# start of Supplied information

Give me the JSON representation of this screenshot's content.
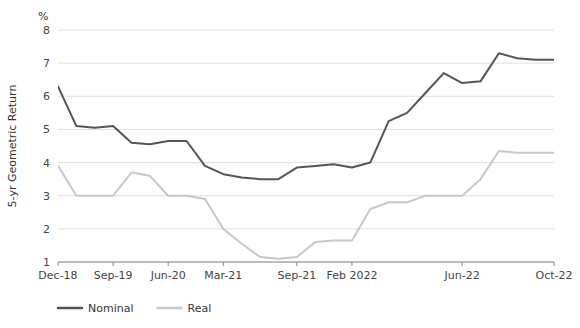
{
  "chart_data": {
    "type": "line",
    "x": [
      0,
      1,
      2,
      3,
      4,
      5,
      6,
      7,
      8,
      9,
      10,
      11,
      12,
      13,
      14,
      15,
      16,
      17,
      18,
      19,
      20,
      21,
      22,
      23,
      24,
      25,
      26,
      27
    ],
    "series": [
      {
        "name": "Nominal",
        "color": "#555555",
        "values": [
          6.3,
          5.1,
          5.05,
          5.1,
          4.6,
          4.55,
          4.65,
          4.65,
          3.9,
          3.65,
          3.55,
          3.5,
          3.5,
          3.85,
          3.9,
          3.95,
          3.85,
          4.0,
          5.25,
          5.5,
          6.1,
          6.7,
          6.4,
          6.45,
          7.3,
          7.15,
          7.1,
          7.1
        ]
      },
      {
        "name": "Real",
        "color": "#c8c8c8",
        "values": [
          3.9,
          3.0,
          3.0,
          3.0,
          3.7,
          3.6,
          3.0,
          3.0,
          2.9,
          2.0,
          1.55,
          1.15,
          1.1,
          1.15,
          1.6,
          1.65,
          1.65,
          2.6,
          2.8,
          2.8,
          3.0,
          3.0,
          3.0,
          3.5,
          4.35,
          4.3,
          4.3,
          4.3
        ]
      }
    ],
    "xlim": [
      0,
      27
    ],
    "xticks": [
      {
        "value": 0,
        "label": "Dec-18"
      },
      {
        "value": 3,
        "label": "Sep-19"
      },
      {
        "value": 6,
        "label": "Jun-20"
      },
      {
        "value": 9,
        "label": "Mar-21"
      },
      {
        "value": 13,
        "label": "Sep-21"
      },
      {
        "value": 16,
        "label": "Feb 2022"
      },
      {
        "value": 22,
        "label": "Jun-22"
      },
      {
        "value": 27,
        "label": "Oct-22"
      }
    ],
    "ylim": [
      1,
      8
    ],
    "yticks": [
      1,
      2,
      3,
      4,
      5,
      6,
      7,
      8
    ],
    "y_label": "5-yr Geometric Return",
    "annotations": [
      "%"
    ],
    "grid": true,
    "legend": "bottom"
  }
}
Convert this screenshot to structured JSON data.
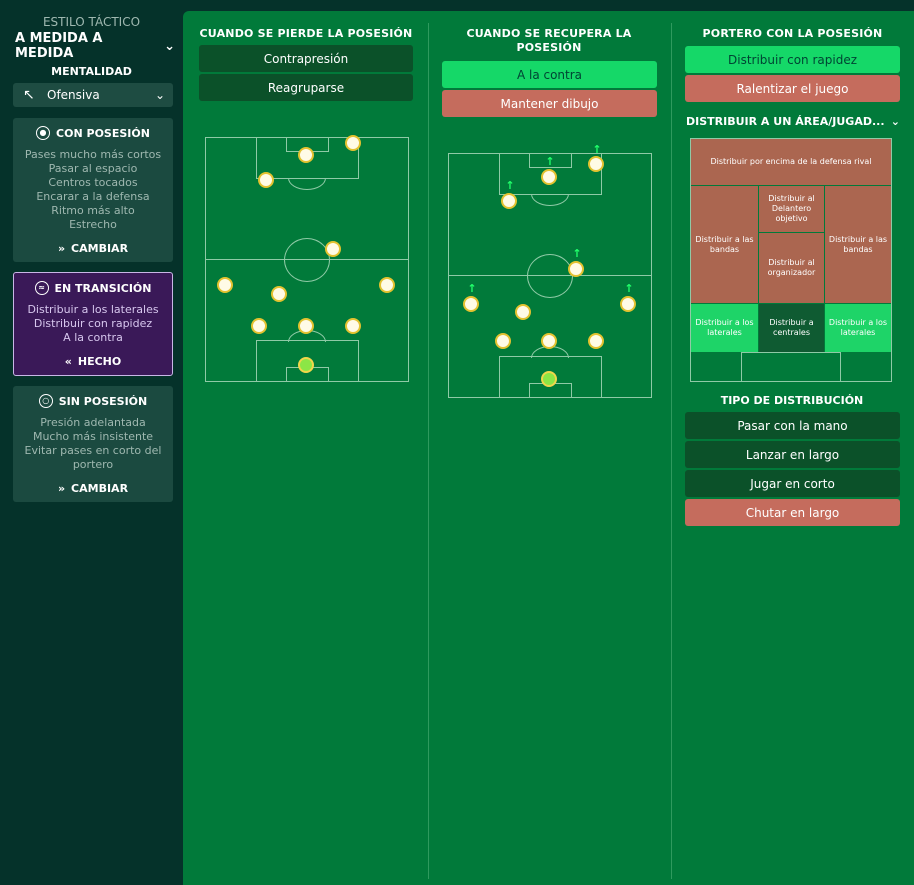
{
  "sidebar": {
    "style_label": "ESTILO TÁCTICO",
    "style_value": "A MEDIDA A MEDIDA",
    "mentality_label": "MENTALIDAD",
    "mentality_value": "Ofensiva",
    "cards": [
      {
        "title": "CON POSESIÓN",
        "lines": [
          "Pases mucho más cortos",
          "Pasar al espacio",
          "Centros tocados",
          "Encarar a la defensa",
          "Ritmo más alto",
          "Estrecho"
        ],
        "button": "CAMBIAR"
      },
      {
        "title": "EN TRANSICIÓN",
        "lines": [
          "Distribuir a los laterales",
          "Distribuir con rapidez",
          "A la contra"
        ],
        "button": "HECHO"
      },
      {
        "title": "SIN POSESIÓN",
        "lines": [
          "Presión adelantada",
          "Mucho más insistente",
          "Evitar pases en corto del",
          "portero"
        ],
        "button": "CAMBIAR"
      }
    ]
  },
  "col1": {
    "title": "CUANDO SE PIERDE LA POSESIÓN",
    "options": [
      "Contrapresión",
      "Reagruparse"
    ]
  },
  "col2": {
    "title_line1": "CUANDO SE RECUPERA LA",
    "title_line2": "POSESIÓN",
    "options": [
      "A la contra",
      "Mantener dibujo"
    ]
  },
  "col3": {
    "title": "PORTERO CON LA POSESIÓN",
    "options": [
      "Distribuir con rapidez",
      "Ralentizar el juego"
    ],
    "area_title": "DISTRIBUIR A UN ÁREA/JUGAD...",
    "zones": {
      "top": "Distribuir por encima de la defensa rival",
      "left_wide": "Distribuir a las bandas",
      "center_target": "Distribuir al Delantero objetivo",
      "right_wide": "Distribuir a las bandas",
      "center_playmaker": "Distribuir al organizador",
      "left_back": "Distribuir a los laterales",
      "center_backs": "Distribuir a centrales",
      "right_back": "Distribuir a los laterales"
    },
    "distribution_title": "TIPO DE DISTRIBUCIÓN",
    "distribution_options": [
      "Pasar con la mano",
      "Lanzar en largo",
      "Jugar en corto",
      "Chutar en largo"
    ]
  },
  "colors": {
    "selected_green": "#15d868",
    "selected_salmon": "#c56c5d",
    "option_dark": "#0b5129",
    "pitch": "#017a3a",
    "sidebar": "#05322a",
    "transition_card": "#3a1958"
  },
  "icons": [
    "chevron-down-icon",
    "arrow-diagonal-icon",
    "football-icon",
    "transition-icon",
    "shield-icon",
    "double-chevron-right-icon",
    "double-chevron-left-icon"
  ]
}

# end of Supplied information

Work instructions:
Omit pictures; set down the rest of the material word for word.

In response:
Give me the JSON representation of this screenshot's content.
{
  "chart_data": {
    "type": "line",
    "x": [
      0,
      1,
      2,
      3,
      4,
      5,
      6,
      7,
      8,
      9,
      10,
      11,
      12,
      13,
      14,
      15,
      16,
      17,
      18,
      19,
      20,
      21,
      22,
      23,
      24,
      25,
      26,
      27
    ],
    "series": [
      {
        "name": "Nominal",
        "color": "#555555",
        "values": [
          6.3,
          5.1,
          5.05,
          5.1,
          4.6,
          4.55,
          4.65,
          4.65,
          3.9,
          3.65,
          3.55,
          3.5,
          3.5,
          3.85,
          3.9,
          3.95,
          3.85,
          4.0,
          5.25,
          5.5,
          6.1,
          6.7,
          6.4,
          6.45,
          7.3,
          7.15,
          7.1,
          7.1
        ]
      },
      {
        "name": "Real",
        "color": "#c8c8c8",
        "values": [
          3.9,
          3.0,
          3.0,
          3.0,
          3.7,
          3.6,
          3.0,
          3.0,
          2.9,
          2.0,
          1.55,
          1.15,
          1.1,
          1.15,
          1.6,
          1.65,
          1.65,
          2.6,
          2.8,
          2.8,
          3.0,
          3.0,
          3.0,
          3.5,
          4.35,
          4.3,
          4.3,
          4.3
        ]
      }
    ],
    "xlim": [
      0,
      27
    ],
    "xticks": [
      {
        "value": 0,
        "label": "Dec-18"
      },
      {
        "value": 3,
        "label": "Sep-19"
      },
      {
        "value": 6,
        "label": "Jun-20"
      },
      {
        "value": 9,
        "label": "Mar-21"
      },
      {
        "value": 13,
        "label": "Sep-21"
      },
      {
        "value": 16,
        "label": "Feb 2022"
      },
      {
        "value": 22,
        "label": "Jun-22"
      },
      {
        "value": 27,
        "label": "Oct-22"
      }
    ],
    "ylim": [
      1,
      8
    ],
    "yticks": [
      1,
      2,
      3,
      4,
      5,
      6,
      7,
      8
    ],
    "y_label": "5-yr Geometric Return",
    "annotations": [
      "%"
    ],
    "grid": true,
    "legend": "bottom"
  }
}
Convert this screenshot to structured JSON data.
{
  "sidebar": {
    "style_label": "ESTILO TÁCTICO",
    "style_value": "A MEDIDA A MEDIDA",
    "mentality_label": "MENTALIDAD",
    "mentality_value": "Ofensiva",
    "cards": [
      {
        "title": "CON POSESIÓN",
        "lines": [
          "Pases mucho más cortos",
          "Pasar al espacio",
          "Centros tocados",
          "Encarar a la defensa",
          "Ritmo más alto",
          "Estrecho"
        ],
        "button": "CAMBIAR"
      },
      {
        "title": "EN TRANSICIÓN",
        "lines": [
          "Distribuir a los laterales",
          "Distribuir con rapidez",
          "A la contra"
        ],
        "button": "HECHO"
      },
      {
        "title": "SIN POSESIÓN",
        "lines": [
          "Presión adelantada",
          "Mucho más insistente",
          "Evitar pases en corto del",
          "portero"
        ],
        "button": "CAMBIAR"
      }
    ]
  },
  "col1": {
    "title": "CUANDO SE PIERDE LA POSESIÓN",
    "options": [
      "Contrapresión",
      "Reagruparse"
    ]
  },
  "col2": {
    "title_line1": "CUANDO SE RECUPERA LA",
    "title_line2": "POSESIÓN",
    "options": [
      "A la contra",
      "Mantener dibujo"
    ]
  },
  "col3": {
    "title": "PORTERO CON LA POSESIÓN",
    "options": [
      "Distribuir con rapidez",
      "Ralentizar el juego"
    ],
    "area_title": "DISTRIBUIR A UN ÁREA/JUGAD...",
    "zones": {
      "top": "Distribuir por encima de la defensa rival",
      "left_wide": "Distribuir a las bandas",
      "center_target": "Distribuir al Delantero objetivo",
      "right_wide": "Distribuir a las bandas",
      "center_playmaker": "Distribuir al organizador",
      "left_back": "Distribuir a los laterales",
      "center_backs": "Distribuir a centrales",
      "right_back": "Distribuir a los laterales"
    },
    "distribution_title": "TIPO DE DISTRIBUCIÓN",
    "distribution_options": [
      "Pasar con la mano",
      "Lanzar en largo",
      "Jugar en corto",
      "Chutar en largo"
    ]
  },
  "colors": {
    "selected_green": "#15d868",
    "selected_salmon": "#c56c5d",
    "option_dark": "#0b5129",
    "pitch": "#017a3a",
    "sidebar": "#05322a",
    "transition_card": "#3a1958"
  },
  "icons": [
    "chevron-down-icon",
    "arrow-diagonal-icon",
    "football-icon",
    "transition-icon",
    "shield-icon",
    "double-chevron-right-icon",
    "double-chevron-left-icon"
  ]
}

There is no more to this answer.